**WHAT YOU ARE ASKED TO DO:**
Write out the data below in full. Keep it exact.

___

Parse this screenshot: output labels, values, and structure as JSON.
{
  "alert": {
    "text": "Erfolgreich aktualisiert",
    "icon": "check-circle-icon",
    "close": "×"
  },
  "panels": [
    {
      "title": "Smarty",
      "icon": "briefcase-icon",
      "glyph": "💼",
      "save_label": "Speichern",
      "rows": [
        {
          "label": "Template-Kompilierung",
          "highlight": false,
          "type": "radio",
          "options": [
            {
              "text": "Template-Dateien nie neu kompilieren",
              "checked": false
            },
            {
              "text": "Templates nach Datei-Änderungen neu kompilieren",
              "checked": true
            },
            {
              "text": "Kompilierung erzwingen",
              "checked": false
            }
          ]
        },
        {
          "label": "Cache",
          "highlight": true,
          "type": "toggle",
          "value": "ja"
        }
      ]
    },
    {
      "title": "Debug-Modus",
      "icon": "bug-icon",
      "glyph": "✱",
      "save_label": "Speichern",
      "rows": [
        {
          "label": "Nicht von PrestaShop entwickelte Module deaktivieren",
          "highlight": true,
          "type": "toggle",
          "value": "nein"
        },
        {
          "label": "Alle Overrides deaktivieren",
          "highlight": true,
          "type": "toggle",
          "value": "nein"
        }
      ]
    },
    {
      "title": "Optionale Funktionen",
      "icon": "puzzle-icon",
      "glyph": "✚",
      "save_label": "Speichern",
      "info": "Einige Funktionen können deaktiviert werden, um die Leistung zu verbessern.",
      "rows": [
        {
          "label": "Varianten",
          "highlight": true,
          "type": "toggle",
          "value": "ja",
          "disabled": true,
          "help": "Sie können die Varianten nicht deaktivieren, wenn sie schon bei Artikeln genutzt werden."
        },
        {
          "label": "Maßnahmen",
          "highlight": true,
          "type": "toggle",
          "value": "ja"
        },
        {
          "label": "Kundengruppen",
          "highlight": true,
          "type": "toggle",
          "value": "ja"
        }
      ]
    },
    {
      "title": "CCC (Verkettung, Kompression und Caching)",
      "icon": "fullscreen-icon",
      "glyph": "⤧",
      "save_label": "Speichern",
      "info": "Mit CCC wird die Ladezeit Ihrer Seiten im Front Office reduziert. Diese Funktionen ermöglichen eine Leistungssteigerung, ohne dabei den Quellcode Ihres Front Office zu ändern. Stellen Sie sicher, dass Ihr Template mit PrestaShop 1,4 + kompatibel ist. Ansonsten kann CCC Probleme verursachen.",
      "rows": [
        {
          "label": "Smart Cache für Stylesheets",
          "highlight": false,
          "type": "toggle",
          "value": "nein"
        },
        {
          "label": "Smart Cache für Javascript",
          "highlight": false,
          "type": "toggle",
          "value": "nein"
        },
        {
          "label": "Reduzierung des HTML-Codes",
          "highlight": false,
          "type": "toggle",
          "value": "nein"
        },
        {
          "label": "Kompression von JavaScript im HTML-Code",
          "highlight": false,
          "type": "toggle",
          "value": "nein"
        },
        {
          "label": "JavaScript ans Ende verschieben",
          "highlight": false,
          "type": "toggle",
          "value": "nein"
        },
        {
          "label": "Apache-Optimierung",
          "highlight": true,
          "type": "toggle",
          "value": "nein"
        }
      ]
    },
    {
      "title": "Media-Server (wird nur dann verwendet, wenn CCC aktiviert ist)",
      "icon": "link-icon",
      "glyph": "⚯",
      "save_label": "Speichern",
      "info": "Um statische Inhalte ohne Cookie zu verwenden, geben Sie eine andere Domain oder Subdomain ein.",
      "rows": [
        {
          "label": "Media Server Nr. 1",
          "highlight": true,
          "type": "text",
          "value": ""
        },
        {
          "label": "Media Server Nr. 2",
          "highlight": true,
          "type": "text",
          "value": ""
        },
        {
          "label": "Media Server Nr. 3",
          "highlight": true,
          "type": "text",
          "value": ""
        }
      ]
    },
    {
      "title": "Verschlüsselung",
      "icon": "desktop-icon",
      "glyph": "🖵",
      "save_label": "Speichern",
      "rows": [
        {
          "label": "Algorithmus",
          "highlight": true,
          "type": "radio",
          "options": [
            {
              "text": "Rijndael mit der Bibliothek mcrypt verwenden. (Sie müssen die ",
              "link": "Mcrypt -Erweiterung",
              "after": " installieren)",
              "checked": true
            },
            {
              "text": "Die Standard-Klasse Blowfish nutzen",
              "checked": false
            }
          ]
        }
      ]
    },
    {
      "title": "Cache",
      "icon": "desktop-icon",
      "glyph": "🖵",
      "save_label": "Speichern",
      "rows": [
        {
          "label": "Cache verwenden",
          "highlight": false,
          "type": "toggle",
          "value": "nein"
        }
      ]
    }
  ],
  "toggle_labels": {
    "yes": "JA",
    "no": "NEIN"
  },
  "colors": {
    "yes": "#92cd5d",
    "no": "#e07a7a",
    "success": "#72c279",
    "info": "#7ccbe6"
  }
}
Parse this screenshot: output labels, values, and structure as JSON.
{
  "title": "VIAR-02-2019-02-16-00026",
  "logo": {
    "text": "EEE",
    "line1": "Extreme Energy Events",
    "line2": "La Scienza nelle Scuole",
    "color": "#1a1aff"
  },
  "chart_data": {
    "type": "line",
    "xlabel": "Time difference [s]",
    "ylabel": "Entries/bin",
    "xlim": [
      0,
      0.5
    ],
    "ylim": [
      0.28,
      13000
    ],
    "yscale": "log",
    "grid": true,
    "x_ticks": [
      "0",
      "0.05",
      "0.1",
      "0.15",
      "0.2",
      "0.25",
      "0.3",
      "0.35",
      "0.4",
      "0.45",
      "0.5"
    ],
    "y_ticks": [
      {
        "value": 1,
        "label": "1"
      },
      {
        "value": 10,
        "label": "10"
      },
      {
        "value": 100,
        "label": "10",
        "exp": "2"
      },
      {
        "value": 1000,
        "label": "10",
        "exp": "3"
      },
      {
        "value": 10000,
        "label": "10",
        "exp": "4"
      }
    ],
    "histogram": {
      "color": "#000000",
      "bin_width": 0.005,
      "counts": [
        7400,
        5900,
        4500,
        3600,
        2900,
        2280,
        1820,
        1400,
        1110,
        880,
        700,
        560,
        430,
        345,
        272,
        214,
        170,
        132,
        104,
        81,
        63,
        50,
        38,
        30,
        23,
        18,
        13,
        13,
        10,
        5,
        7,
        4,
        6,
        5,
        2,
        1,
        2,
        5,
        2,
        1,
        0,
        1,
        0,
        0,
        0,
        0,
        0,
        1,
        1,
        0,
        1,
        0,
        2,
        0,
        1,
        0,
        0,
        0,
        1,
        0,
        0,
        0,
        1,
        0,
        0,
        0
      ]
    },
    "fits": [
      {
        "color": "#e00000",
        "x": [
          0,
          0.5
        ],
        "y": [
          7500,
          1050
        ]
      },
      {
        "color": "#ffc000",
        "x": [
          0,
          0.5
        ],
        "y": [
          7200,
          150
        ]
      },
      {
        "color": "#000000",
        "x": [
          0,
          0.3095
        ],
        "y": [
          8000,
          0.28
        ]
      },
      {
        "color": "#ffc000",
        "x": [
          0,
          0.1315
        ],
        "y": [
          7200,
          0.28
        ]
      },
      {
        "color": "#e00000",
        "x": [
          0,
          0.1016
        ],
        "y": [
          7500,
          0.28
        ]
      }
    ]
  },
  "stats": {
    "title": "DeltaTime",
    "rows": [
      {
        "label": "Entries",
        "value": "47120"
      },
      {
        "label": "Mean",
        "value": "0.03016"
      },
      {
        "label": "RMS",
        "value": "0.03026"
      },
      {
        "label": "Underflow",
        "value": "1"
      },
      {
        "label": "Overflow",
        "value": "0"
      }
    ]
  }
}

___

**SOLUTION TO THE PROBLEM:**
Parse this screenshot: output labels, values, and structure as JSON.
{
  "alert": {
    "text": "Erfolgreich aktualisiert",
    "icon": "check-circle-icon",
    "close": "×"
  },
  "panels": [
    {
      "title": "Smarty",
      "icon": "briefcase-icon",
      "glyph": "💼",
      "save_label": "Speichern",
      "rows": [
        {
          "label": "Template-Kompilierung",
          "highlight": false,
          "type": "radio",
          "options": [
            {
              "text": "Template-Dateien nie neu kompilieren",
              "checked": false
            },
            {
              "text": "Templates nach Datei-Änderungen neu kompilieren",
              "checked": true
            },
            {
              "text": "Kompilierung erzwingen",
              "checked": false
            }
          ]
        },
        {
          "label": "Cache",
          "highlight": true,
          "type": "toggle",
          "value": "ja"
        }
      ]
    },
    {
      "title": "Debug-Modus",
      "icon": "bug-icon",
      "glyph": "✱",
      "save_label": "Speichern",
      "rows": [
        {
          "label": "Nicht von PrestaShop entwickelte Module deaktivieren",
          "highlight": true,
          "type": "toggle",
          "value": "nein"
        },
        {
          "label": "Alle Overrides deaktivieren",
          "highlight": true,
          "type": "toggle",
          "value": "nein"
        }
      ]
    },
    {
      "title": "Optionale Funktionen",
      "icon": "puzzle-icon",
      "glyph": "✚",
      "save_label": "Speichern",
      "info": "Einige Funktionen können deaktiviert werden, um die Leistung zu verbessern.",
      "rows": [
        {
          "label": "Varianten",
          "highlight": true,
          "type": "toggle",
          "value": "ja",
          "disabled": true,
          "help": "Sie können die Varianten nicht deaktivieren, wenn sie schon bei Artikeln genutzt werden."
        },
        {
          "label": "Maßnahmen",
          "highlight": true,
          "type": "toggle",
          "value": "ja"
        },
        {
          "label": "Kundengruppen",
          "highlight": true,
          "type": "toggle",
          "value": "ja"
        }
      ]
    },
    {
      "title": "CCC (Verkettung, Kompression und Caching)",
      "icon": "fullscreen-icon",
      "glyph": "⤧",
      "save_label": "Speichern",
      "info": "Mit CCC wird die Ladezeit Ihrer Seiten im Front Office reduziert. Diese Funktionen ermöglichen eine Leistungssteigerung, ohne dabei den Quellcode Ihres Front Office zu ändern. Stellen Sie sicher, dass Ihr Template mit PrestaShop 1,4 + kompatibel ist. Ansonsten kann CCC Probleme verursachen.",
      "rows": [
        {
          "label": "Smart Cache für Stylesheets",
          "highlight": false,
          "type": "toggle",
          "value": "nein"
        },
        {
          "label": "Smart Cache für Javascript",
          "highlight": false,
          "type": "toggle",
          "value": "nein"
        },
        {
          "label": "Reduzierung des HTML-Codes",
          "highlight": false,
          "type": "toggle",
          "value": "nein"
        },
        {
          "label": "Kompression von JavaScript im HTML-Code",
          "highlight": false,
          "type": "toggle",
          "value": "nein"
        },
        {
          "label": "JavaScript ans Ende verschieben",
          "highlight": false,
          "type": "toggle",
          "value": "nein"
        },
        {
          "label": "Apache-Optimierung",
          "highlight": true,
          "type": "toggle",
          "value": "nein"
        }
      ]
    },
    {
      "title": "Media-Server (wird nur dann verwendet, wenn CCC aktiviert ist)",
      "icon": "link-icon",
      "glyph": "⚯",
      "save_label": "Speichern",
      "info": "Um statische Inhalte ohne Cookie zu verwenden, geben Sie eine andere Domain oder Subdomain ein.",
      "rows": [
        {
          "label": "Media Server Nr. 1",
          "highlight": true,
          "type": "text",
          "value": ""
        },
        {
          "label": "Media Server Nr. 2",
          "highlight": true,
          "type": "text",
          "value": ""
        },
        {
          "label": "Media Server Nr. 3",
          "highlight": true,
          "type": "text",
          "value": ""
        }
      ]
    },
    {
      "title": "Verschlüsselung",
      "icon": "desktop-icon",
      "glyph": "🖵",
      "save_label": "Speichern",
      "rows": [
        {
          "label": "Algorithmus",
          "highlight": true,
          "type": "radio",
          "options": [
            {
              "text": "Rijndael mit der Bibliothek mcrypt verwenden. (Sie müssen die ",
              "link": "Mcrypt -Erweiterung",
              "after": " installieren)",
              "checked": true
            },
            {
              "text": "Die Standard-Klasse Blowfish nutzen",
              "checked": false
            }
          ]
        }
      ]
    },
    {
      "title": "Cache",
      "icon": "desktop-icon",
      "glyph": "🖵",
      "save_label": "Speichern",
      "rows": [
        {
          "label": "Cache verwenden",
          "highlight": false,
          "type": "toggle",
          "value": "nein"
        }
      ]
    }
  ],
  "toggle_labels": {
    "yes": "JA",
    "no": "NEIN"
  },
  "colors": {
    "yes": "#92cd5d",
    "no": "#e07a7a",
    "success": "#72c279",
    "info": "#7ccbe6"
  }
}
Parse this screenshot: output labels, values, and structure as JSON.
{
  "title": "VIAR-02-2019-02-16-00026",
  "logo": {
    "text": "EEE",
    "line1": "Extreme Energy Events",
    "line2": "La Scienza nelle Scuole",
    "color": "#1a1aff"
  },
  "chart_data": {
    "type": "line",
    "xlabel": "Time difference [s]",
    "ylabel": "Entries/bin",
    "xlim": [
      0,
      0.5
    ],
    "ylim": [
      0.28,
      13000
    ],
    "yscale": "log",
    "grid": true,
    "x_ticks": [
      "0",
      "0.05",
      "0.1",
      "0.15",
      "0.2",
      "0.25",
      "0.3",
      "0.35",
      "0.4",
      "0.45",
      "0.5"
    ],
    "y_ticks": [
      {
        "value": 1,
        "label": "1"
      },
      {
        "value": 10,
        "label": "10"
      },
      {
        "value": 100,
        "label": "10",
        "exp": "2"
      },
      {
        "value": 1000,
        "label": "10",
        "exp": "3"
      },
      {
        "value": 10000,
        "label": "10",
        "exp": "4"
      }
    ],
    "histogram": {
      "color": "#000000",
      "bin_width": 0.005,
      "counts": [
        7400,
        5900,
        4500,
        3600,
        2900,
        2280,
        1820,
        1400,
        1110,
        880,
        700,
        560,
        430,
        345,
        272,
        214,
        170,
        132,
        104,
        81,
        63,
        50,
        38,
        30,
        23,
        18,
        13,
        13,
        10,
        5,
        7,
        4,
        6,
        5,
        2,
        1,
        2,
        5,
        2,
        1,
        0,
        1,
        0,
        0,
        0,
        0,
        0,
        1,
        1,
        0,
        1,
        0,
        2,
        0,
        1,
        0,
        0,
        0,
        1,
        0,
        0,
        0,
        1,
        0,
        0,
        0
      ]
    },
    "fits": [
      {
        "color": "#e00000",
        "x": [
          0,
          0.5
        ],
        "y": [
          7500,
          1050
        ]
      },
      {
        "color": "#ffc000",
        "x": [
          0,
          0.5
        ],
        "y": [
          7200,
          150
        ]
      },
      {
        "color": "#000000",
        "x": [
          0,
          0.3095
        ],
        "y": [
          8000,
          0.28
        ]
      },
      {
        "color": "#ffc000",
        "x": [
          0,
          0.1315
        ],
        "y": [
          7200,
          0.28
        ]
      },
      {
        "color": "#e00000",
        "x": [
          0,
          0.1016
        ],
        "y": [
          7500,
          0.28
        ]
      }
    ]
  },
  "stats": {
    "title": "DeltaTime",
    "rows": [
      {
        "label": "Entries",
        "value": "47120"
      },
      {
        "label": "Mean",
        "value": "0.03016"
      },
      {
        "label": "RMS",
        "value": "0.03026"
      },
      {
        "label": "Underflow",
        "value": "1"
      },
      {
        "label": "Overflow",
        "value": "0"
      }
    ]
  }
}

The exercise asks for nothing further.